— START Excerpted records —

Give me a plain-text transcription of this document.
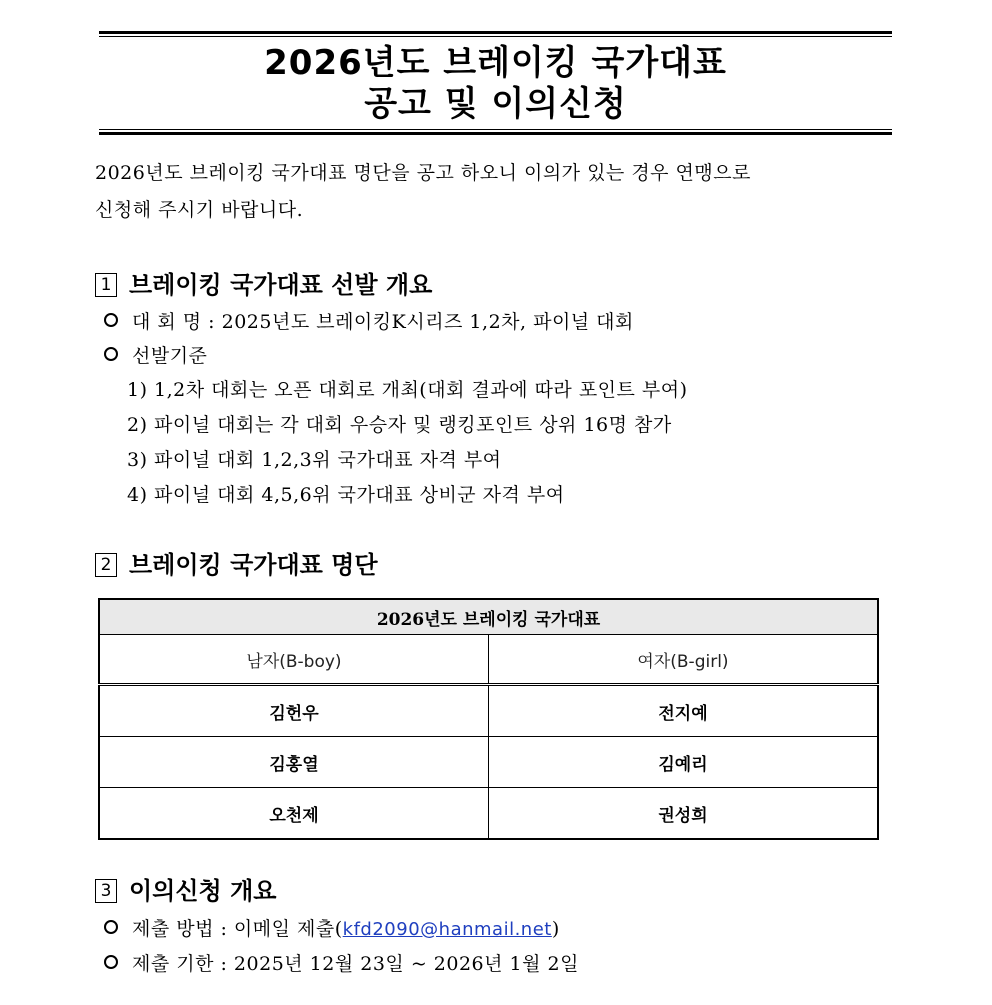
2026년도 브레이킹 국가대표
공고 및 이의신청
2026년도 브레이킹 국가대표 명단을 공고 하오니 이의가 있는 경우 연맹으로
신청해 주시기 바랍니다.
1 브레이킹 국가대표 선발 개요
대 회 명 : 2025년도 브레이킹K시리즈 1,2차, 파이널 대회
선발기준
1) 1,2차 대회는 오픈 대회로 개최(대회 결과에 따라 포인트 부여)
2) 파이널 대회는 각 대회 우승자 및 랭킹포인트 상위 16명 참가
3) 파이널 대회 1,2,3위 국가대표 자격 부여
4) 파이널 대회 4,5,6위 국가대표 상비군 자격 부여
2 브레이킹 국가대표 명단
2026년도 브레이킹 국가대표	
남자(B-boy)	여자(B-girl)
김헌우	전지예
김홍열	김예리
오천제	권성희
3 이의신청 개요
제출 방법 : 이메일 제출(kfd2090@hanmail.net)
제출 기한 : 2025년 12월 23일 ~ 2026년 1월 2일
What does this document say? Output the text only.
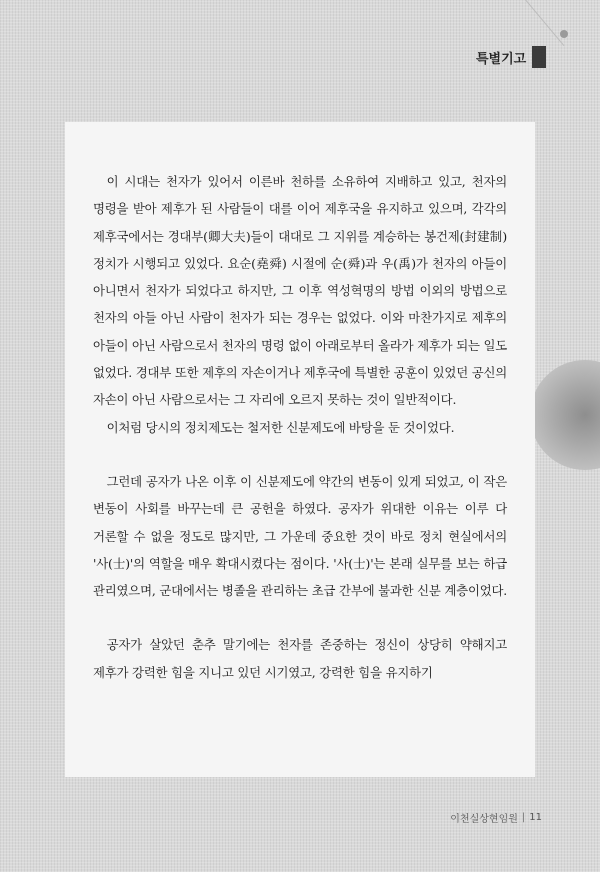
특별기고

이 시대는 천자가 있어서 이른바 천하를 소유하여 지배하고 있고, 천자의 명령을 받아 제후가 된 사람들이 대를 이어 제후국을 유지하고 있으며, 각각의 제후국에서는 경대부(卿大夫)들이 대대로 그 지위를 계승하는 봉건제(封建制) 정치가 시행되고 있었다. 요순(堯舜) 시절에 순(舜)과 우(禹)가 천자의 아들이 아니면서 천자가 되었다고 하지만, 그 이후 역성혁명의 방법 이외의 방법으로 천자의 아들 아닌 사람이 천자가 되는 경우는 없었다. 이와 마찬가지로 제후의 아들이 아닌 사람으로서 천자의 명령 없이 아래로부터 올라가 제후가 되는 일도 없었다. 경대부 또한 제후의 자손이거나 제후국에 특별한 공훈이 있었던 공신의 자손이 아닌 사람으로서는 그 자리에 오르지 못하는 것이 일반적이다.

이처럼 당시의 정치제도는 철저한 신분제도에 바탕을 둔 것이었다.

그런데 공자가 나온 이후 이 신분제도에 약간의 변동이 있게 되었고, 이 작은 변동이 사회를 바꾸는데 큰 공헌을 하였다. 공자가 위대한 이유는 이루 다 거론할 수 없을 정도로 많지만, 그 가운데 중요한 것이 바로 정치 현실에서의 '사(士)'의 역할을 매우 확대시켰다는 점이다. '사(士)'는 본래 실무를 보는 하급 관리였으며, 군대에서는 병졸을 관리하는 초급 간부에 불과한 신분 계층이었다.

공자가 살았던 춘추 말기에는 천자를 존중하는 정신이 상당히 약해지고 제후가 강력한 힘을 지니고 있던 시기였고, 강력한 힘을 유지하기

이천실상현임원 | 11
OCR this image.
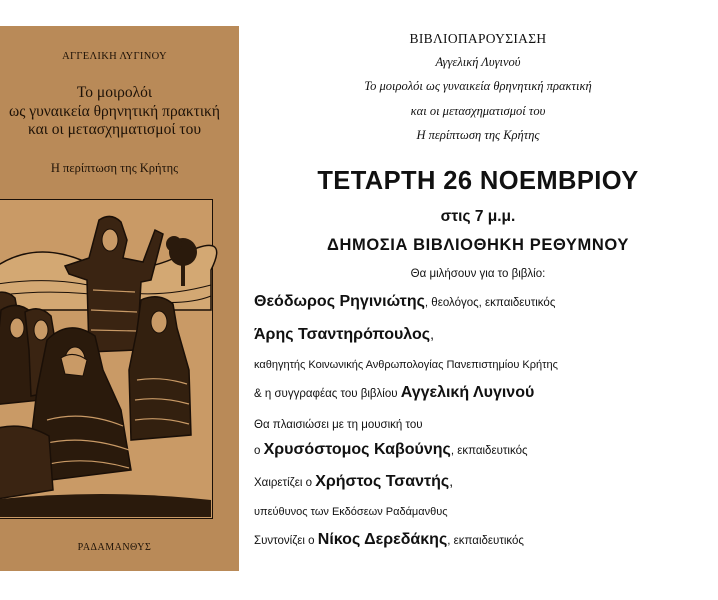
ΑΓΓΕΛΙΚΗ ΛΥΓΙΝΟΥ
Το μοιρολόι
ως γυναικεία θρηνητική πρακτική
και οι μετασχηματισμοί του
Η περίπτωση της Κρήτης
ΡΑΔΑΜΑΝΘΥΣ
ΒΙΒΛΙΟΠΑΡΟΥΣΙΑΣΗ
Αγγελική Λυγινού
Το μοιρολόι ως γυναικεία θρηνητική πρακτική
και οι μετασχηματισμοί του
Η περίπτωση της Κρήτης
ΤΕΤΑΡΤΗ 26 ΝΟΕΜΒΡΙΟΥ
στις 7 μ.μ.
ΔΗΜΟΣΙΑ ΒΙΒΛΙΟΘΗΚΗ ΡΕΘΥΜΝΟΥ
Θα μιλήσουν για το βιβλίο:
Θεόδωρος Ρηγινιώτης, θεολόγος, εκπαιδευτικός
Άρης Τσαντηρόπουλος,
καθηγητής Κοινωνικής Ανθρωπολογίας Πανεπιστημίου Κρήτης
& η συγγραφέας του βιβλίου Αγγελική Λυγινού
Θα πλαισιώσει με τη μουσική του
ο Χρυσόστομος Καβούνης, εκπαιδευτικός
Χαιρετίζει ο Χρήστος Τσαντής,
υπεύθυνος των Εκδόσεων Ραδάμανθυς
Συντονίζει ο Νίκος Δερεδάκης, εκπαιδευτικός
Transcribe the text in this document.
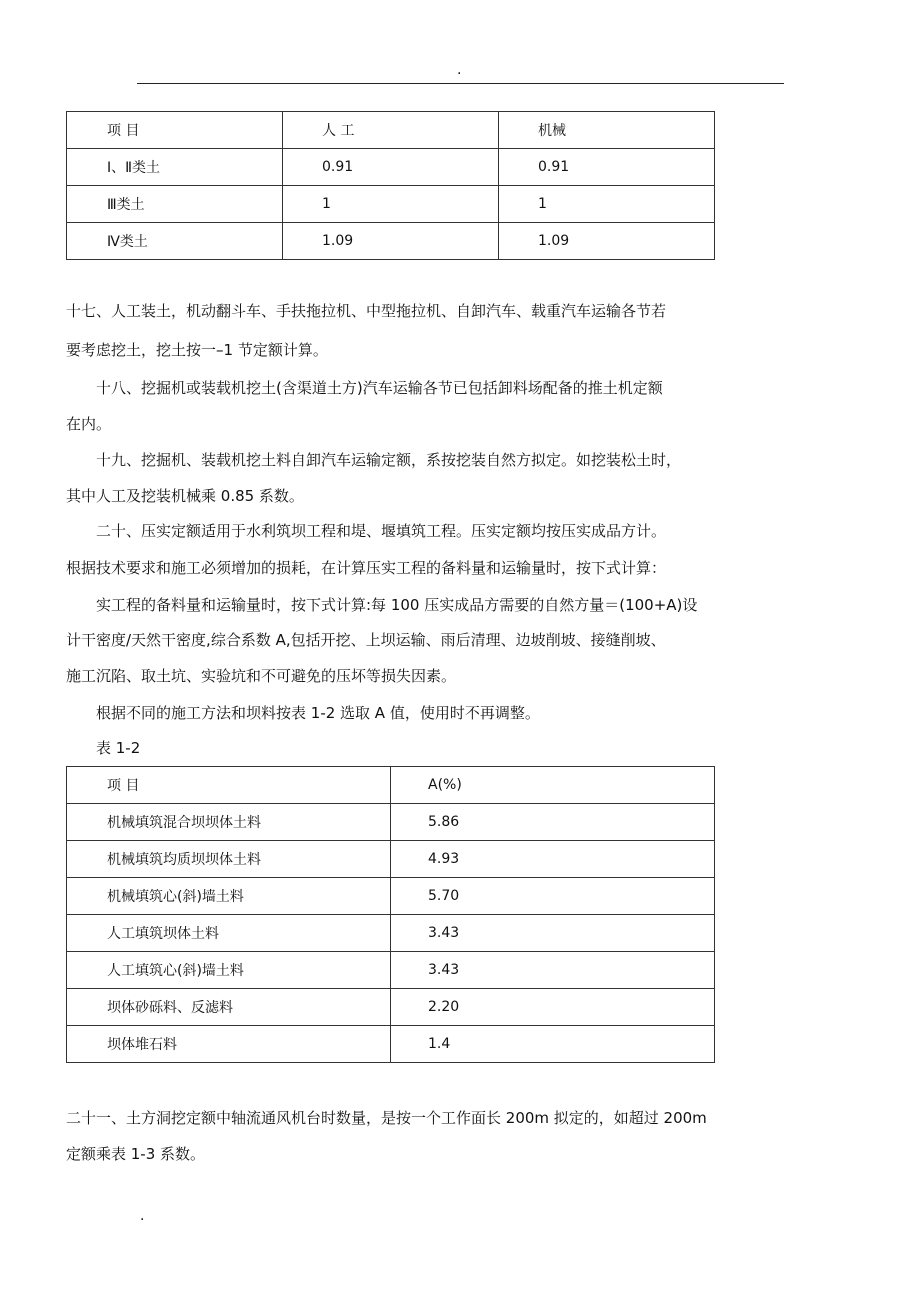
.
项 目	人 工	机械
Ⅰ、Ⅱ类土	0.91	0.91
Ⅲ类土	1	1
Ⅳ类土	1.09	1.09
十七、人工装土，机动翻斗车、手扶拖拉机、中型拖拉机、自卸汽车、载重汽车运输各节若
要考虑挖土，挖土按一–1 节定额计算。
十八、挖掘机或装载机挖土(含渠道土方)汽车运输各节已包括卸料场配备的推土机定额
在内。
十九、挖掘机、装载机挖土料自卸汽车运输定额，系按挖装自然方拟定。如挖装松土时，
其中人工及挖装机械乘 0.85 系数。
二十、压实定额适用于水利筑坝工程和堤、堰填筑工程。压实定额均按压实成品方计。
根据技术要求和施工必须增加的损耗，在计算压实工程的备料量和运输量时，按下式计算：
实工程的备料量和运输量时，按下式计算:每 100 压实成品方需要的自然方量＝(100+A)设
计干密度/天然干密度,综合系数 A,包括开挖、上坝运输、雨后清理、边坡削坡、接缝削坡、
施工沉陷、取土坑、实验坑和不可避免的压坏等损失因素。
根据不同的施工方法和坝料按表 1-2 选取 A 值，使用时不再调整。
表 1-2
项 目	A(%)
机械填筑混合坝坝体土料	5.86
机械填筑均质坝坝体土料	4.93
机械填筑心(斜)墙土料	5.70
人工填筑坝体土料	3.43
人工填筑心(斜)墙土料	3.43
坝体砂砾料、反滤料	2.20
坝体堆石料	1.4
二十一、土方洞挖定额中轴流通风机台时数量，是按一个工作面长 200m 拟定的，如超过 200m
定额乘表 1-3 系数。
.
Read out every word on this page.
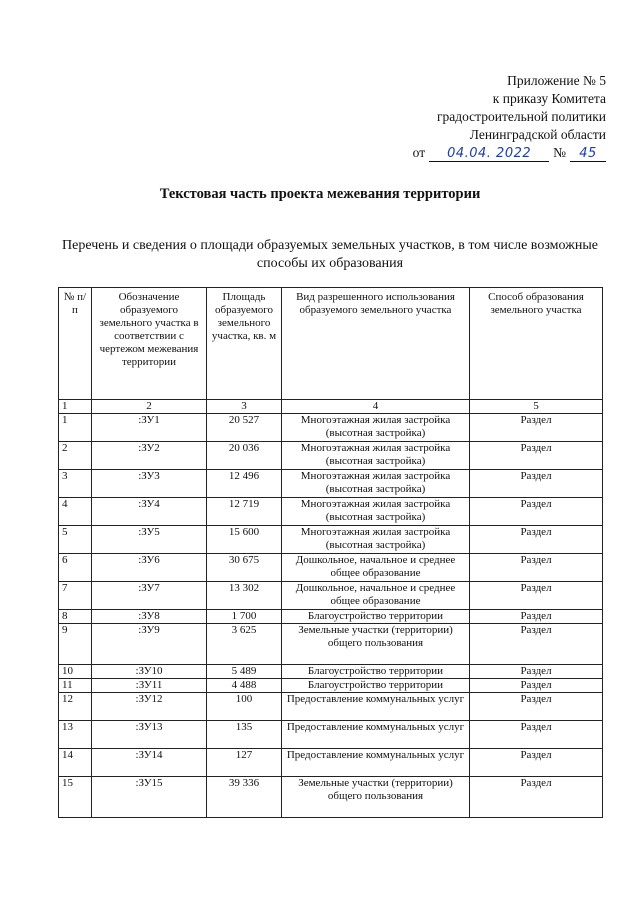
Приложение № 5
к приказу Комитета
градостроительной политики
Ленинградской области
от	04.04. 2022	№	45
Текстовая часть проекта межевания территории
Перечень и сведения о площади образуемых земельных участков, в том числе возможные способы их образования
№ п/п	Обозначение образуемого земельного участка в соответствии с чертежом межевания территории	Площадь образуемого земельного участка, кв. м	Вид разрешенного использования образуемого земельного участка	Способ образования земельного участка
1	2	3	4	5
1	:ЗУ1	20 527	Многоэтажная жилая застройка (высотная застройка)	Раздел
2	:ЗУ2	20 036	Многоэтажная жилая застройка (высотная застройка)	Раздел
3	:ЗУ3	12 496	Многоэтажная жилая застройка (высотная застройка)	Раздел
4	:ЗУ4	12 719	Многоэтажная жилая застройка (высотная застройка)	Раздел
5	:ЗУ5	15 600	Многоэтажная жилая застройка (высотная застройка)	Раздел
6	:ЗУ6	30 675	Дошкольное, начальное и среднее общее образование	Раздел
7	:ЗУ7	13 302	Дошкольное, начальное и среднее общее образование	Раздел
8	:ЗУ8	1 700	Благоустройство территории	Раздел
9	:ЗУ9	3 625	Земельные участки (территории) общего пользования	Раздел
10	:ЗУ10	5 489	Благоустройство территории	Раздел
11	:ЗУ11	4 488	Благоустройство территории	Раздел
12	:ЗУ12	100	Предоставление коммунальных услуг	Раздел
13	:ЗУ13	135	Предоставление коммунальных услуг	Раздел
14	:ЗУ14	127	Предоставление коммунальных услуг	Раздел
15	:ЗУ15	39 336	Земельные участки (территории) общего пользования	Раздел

— END Excerpted records —

Exercise brief => Only a number is expected here: the count of lines in the listing that hold the string "신분제도에".

Exercise output => 2